=== Instructions to follow ===
Among the lines of these entries, how many hold the word "Solenoid"? State only the number.

=== Dataset records ===
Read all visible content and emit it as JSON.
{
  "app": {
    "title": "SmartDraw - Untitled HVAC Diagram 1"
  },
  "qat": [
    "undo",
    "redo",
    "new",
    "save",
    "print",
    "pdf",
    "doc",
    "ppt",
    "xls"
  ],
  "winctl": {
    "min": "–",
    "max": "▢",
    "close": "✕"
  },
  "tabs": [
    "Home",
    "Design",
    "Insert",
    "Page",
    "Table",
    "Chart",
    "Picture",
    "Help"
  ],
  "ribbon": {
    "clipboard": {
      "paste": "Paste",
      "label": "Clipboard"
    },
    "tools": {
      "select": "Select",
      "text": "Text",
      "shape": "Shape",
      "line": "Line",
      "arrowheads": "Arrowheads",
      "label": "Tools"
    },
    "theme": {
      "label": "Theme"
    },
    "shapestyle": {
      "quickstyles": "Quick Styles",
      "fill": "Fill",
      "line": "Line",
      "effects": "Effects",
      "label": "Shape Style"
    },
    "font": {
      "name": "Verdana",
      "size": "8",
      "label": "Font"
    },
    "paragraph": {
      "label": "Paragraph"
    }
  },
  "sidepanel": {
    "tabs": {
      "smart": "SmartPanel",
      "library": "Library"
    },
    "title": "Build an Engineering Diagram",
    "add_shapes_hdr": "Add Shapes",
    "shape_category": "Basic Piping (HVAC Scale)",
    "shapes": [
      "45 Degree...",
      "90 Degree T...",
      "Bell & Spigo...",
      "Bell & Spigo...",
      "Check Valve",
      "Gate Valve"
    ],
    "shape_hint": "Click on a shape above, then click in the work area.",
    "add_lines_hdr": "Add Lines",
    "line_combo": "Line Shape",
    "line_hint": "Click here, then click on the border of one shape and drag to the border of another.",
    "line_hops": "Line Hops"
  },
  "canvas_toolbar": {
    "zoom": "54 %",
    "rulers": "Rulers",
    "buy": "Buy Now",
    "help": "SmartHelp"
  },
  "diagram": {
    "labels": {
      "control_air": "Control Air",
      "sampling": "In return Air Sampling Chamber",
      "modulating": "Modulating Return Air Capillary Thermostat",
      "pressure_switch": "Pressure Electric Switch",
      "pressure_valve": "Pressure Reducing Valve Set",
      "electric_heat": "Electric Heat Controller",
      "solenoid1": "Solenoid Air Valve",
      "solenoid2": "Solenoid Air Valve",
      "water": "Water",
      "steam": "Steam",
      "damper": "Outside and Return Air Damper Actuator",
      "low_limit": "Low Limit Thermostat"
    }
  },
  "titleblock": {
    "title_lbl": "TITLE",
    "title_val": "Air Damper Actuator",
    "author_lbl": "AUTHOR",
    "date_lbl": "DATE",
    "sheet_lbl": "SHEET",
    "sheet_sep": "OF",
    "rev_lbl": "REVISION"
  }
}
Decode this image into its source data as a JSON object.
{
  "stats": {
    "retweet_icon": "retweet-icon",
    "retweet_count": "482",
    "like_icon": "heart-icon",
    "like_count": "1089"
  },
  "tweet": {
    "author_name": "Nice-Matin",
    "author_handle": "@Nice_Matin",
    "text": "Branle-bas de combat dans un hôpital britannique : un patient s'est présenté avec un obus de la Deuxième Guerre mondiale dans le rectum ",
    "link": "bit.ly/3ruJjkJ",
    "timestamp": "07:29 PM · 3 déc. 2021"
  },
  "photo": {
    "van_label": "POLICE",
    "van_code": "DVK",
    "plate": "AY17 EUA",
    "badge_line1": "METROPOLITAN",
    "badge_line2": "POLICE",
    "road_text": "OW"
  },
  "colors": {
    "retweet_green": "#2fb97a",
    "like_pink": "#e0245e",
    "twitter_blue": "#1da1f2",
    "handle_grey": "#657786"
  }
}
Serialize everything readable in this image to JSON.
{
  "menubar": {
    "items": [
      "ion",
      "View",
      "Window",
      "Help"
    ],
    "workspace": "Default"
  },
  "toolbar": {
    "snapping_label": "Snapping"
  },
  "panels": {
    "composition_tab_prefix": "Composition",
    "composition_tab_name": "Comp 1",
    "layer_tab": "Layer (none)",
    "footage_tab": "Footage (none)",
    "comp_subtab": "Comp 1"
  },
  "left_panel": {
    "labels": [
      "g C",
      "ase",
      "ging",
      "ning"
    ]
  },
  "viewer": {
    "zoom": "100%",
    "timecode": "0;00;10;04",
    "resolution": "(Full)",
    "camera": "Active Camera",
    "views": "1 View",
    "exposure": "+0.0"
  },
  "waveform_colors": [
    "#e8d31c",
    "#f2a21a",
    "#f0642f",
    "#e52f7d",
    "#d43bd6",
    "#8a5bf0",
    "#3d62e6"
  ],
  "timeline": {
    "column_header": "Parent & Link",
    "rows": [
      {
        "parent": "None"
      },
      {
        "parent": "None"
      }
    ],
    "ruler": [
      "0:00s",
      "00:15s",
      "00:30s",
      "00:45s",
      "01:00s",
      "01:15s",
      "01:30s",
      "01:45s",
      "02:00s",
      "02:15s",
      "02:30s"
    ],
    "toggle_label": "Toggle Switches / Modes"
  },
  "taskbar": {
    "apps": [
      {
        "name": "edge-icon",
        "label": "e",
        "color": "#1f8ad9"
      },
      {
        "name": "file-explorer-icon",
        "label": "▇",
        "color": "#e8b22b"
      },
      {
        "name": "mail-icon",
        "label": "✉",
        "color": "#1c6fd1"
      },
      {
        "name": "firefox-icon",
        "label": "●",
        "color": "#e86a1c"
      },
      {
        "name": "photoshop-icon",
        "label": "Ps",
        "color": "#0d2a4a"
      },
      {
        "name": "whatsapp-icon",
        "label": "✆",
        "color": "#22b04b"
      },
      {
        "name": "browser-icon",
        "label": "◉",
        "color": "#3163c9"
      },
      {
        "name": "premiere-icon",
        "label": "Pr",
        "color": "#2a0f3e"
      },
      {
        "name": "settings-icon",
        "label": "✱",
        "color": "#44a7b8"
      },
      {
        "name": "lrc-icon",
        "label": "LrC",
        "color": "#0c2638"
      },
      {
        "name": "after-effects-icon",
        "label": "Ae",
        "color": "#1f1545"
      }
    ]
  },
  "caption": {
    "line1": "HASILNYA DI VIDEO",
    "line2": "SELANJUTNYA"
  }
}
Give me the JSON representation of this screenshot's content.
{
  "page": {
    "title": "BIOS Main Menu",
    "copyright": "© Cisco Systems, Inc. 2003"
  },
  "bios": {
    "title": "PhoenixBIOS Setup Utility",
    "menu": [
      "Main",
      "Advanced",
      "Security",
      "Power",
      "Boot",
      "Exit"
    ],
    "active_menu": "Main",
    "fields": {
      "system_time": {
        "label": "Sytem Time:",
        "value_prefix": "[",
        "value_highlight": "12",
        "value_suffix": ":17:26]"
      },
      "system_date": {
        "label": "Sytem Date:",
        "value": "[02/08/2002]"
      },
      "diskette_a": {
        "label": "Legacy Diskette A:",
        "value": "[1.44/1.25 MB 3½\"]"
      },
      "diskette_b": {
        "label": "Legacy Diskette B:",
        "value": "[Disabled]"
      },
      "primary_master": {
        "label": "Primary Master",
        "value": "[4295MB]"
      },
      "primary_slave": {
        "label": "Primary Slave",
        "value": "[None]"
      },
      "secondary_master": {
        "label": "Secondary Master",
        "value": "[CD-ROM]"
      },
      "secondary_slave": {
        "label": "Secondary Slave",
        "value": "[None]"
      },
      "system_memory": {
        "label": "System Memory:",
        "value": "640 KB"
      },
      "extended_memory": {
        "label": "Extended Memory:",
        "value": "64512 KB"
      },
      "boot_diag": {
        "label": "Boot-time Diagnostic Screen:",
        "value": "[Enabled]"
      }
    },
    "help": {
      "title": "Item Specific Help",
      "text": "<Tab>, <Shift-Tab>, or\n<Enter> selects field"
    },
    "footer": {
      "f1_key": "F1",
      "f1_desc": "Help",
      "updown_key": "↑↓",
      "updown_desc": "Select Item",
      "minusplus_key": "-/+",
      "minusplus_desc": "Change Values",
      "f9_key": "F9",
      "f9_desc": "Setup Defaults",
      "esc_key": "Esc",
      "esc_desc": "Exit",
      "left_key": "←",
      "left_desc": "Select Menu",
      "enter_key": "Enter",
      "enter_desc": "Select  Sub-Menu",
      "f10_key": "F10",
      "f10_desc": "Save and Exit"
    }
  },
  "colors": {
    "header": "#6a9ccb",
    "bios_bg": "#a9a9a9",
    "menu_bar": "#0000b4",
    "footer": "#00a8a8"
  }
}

=== Exercise output ===
2